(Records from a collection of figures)
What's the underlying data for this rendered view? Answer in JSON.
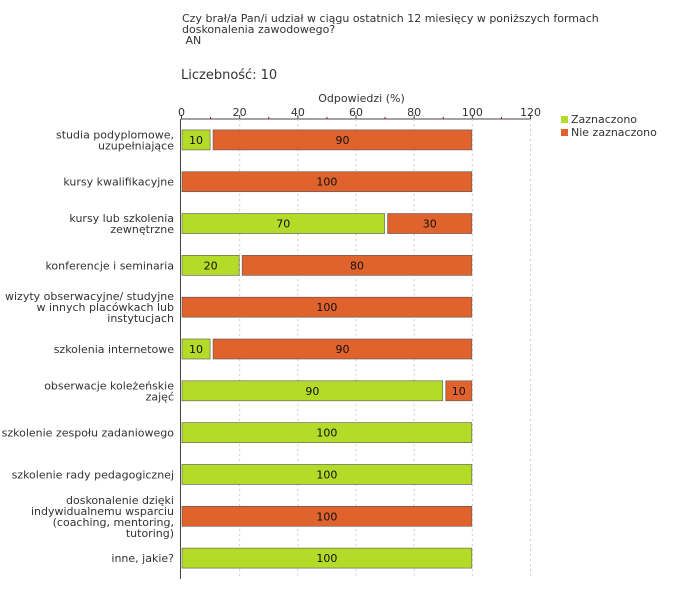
{
  "question": {
    "lines": [
      "Czy brał/a Pan/i udział w ciągu ostatnich 12 miesięcy w poniższych formach",
      "doskonalenia zawodowego?",
      " AN"
    ]
  },
  "count": {
    "label": "Liczebność:",
    "value": "10"
  },
  "colors": {
    "checked": "#b5db29",
    "unchecked": "#e0632d",
    "bar_border": "#555555",
    "grid": "#cccccc"
  },
  "chart_data": {
    "type": "bar",
    "orientation": "horizontal",
    "stacked": true,
    "title": "Odpowiedzi (%)",
    "xlim": [
      0,
      120
    ],
    "xticks": [
      0,
      20,
      40,
      60,
      80,
      100,
      120
    ],
    "legend_position": "top-right",
    "categories": [
      [
        "studia podyplomowe,",
        "uzupełniające"
      ],
      [
        "kursy kwalifikacyjne"
      ],
      [
        "kursy lub szkolenia",
        "zewnętrzne"
      ],
      [
        "konferencje i seminaria"
      ],
      [
        "wizyty obserwacyjne/ studyjne",
        "w innych placówkach lub",
        "instytucjach"
      ],
      [
        "szkolenia internetowe"
      ],
      [
        "obserwacje koleżeńskie",
        "zajęć"
      ],
      [
        "szkolenie zespołu zadaniowego"
      ],
      [
        "szkolenie rady pedagogicznej"
      ],
      [
        "doskonalenie dzięki",
        "indywidualnemu wsparciu",
        "(coaching, mentoring,",
        "tutoring)"
      ],
      [
        "inne, jakie?"
      ]
    ],
    "series": [
      {
        "name": "Zaznaczono",
        "values": [
          10,
          0,
          70,
          20,
          0,
          10,
          90,
          100,
          100,
          0,
          100
        ]
      },
      {
        "name": "Nie zaznaczono",
        "values": [
          90,
          100,
          30,
          80,
          100,
          90,
          10,
          0,
          0,
          100,
          0
        ]
      }
    ]
  }
}
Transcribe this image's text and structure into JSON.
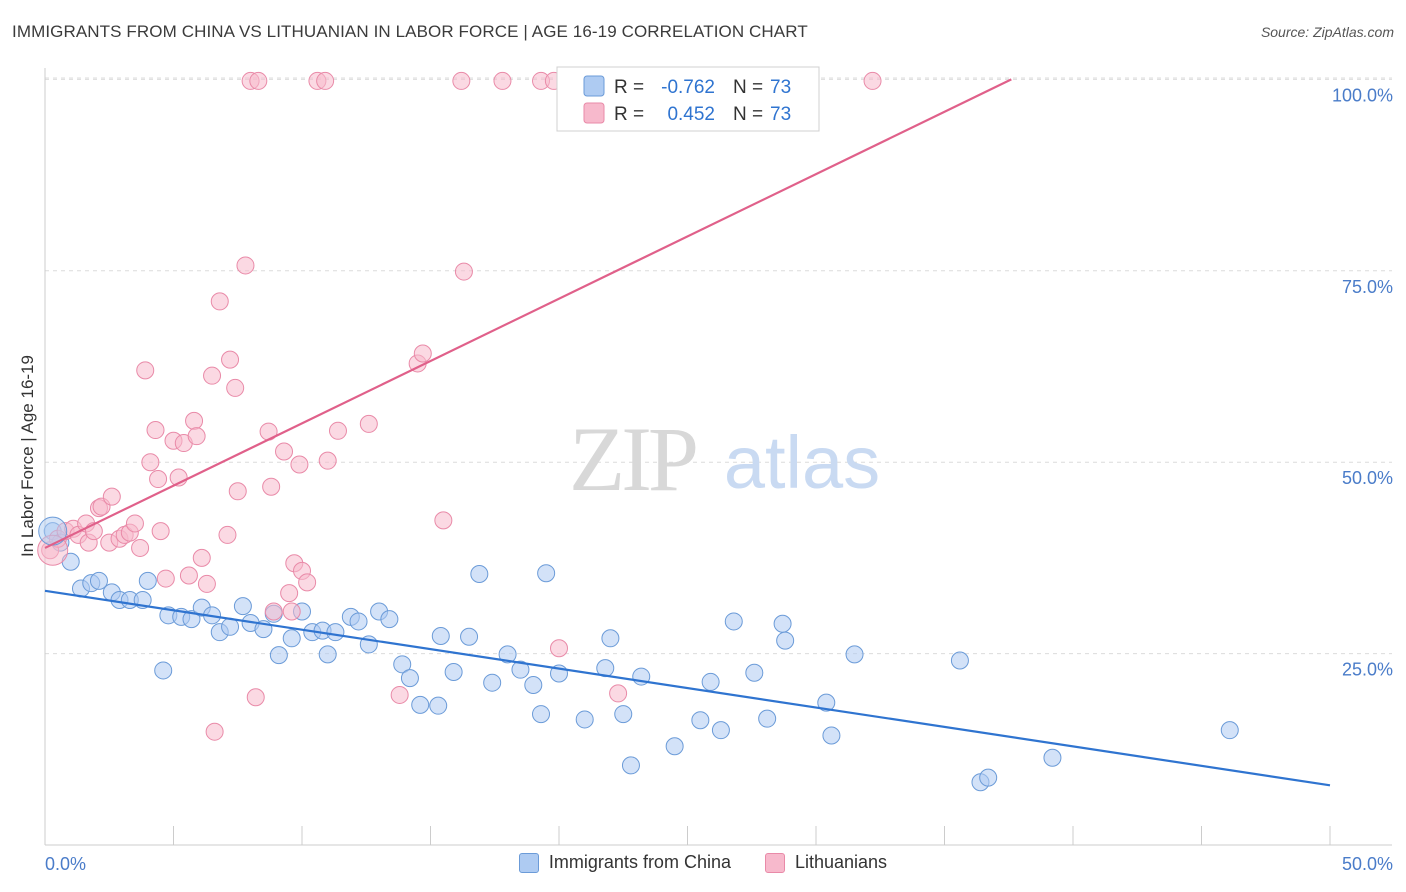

## Objective
In the entries above, find lines with "szkolenia" and copy each.

## Complete response
        "kursy lub szkolenia",
        "szkolenia internetowe"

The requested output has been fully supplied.